> _EXERCISE AIM_:
Return each entry exactly, with none missing.

> _GIVEN RECORDS_:
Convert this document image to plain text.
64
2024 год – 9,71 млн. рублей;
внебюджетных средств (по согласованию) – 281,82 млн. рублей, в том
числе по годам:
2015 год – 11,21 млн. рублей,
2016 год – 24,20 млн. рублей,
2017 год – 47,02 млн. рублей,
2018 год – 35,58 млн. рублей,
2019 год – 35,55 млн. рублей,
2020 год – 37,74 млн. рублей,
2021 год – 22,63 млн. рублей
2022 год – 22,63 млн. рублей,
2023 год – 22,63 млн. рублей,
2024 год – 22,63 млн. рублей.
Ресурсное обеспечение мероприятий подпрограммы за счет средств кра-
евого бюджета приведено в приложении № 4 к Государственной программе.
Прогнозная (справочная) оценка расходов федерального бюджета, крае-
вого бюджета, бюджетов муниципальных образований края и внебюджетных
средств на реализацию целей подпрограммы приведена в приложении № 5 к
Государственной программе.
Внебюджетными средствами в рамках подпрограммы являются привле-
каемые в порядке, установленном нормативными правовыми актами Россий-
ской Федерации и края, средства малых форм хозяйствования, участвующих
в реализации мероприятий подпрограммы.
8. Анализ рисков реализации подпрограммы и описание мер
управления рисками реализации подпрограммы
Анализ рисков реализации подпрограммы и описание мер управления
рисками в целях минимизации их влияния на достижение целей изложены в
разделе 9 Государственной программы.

> _RESPONSE TO THIS EXERCISE_:
Convert this document image to plain text.
64
2024 год – 9,71 млн. рублей;
внебюджетных средств (по согласованию) – 281,82 млн. рублей, в том
числе по годам:
2015 год – 11,21 млн. рублей,
2016 год – 24,20 млн. рублей,
2017 год – 47,02 млн. рублей,
2018 год – 35,58 млн. рублей,
2019 год – 35,55 млн. рублей,
2020 год – 37,74 млн. рублей,
2021 год – 22,63 млн. рублей
2022 год – 22,63 млн. рублей,
2023 год – 22,63 млн. рублей,
2024 год – 22,63 млн. рублей.
Ресурсное обеспечение мероприятий подпрограммы за счет средств кра-
евого бюджета приведено в приложении № 4 к Государственной программе.
Прогнозная (справочная) оценка расходов федерального бюджета, крае-
вого бюджета, бюджетов муниципальных образований края и внебюджетных
средств на реализацию целей подпрограммы приведена в приложении № 5 к
Государственной программе.
Внебюджетными средствами в рамках подпрограммы являются привле-
каемые в порядке, установленном нормативными правовыми актами Россий-
ской Федерации и края, средства малых форм хозяйствования, участвующих
в реализации мероприятий подпрограммы.
8. Анализ рисков реализации подпрограммы и описание мер
управления рисками реализации подпрограммы
Анализ рисков реализации подпрограммы и описание мер управления
рисками в целях минимизации их влияния на достижение целей изложены в
разделе 9 Государственной программы.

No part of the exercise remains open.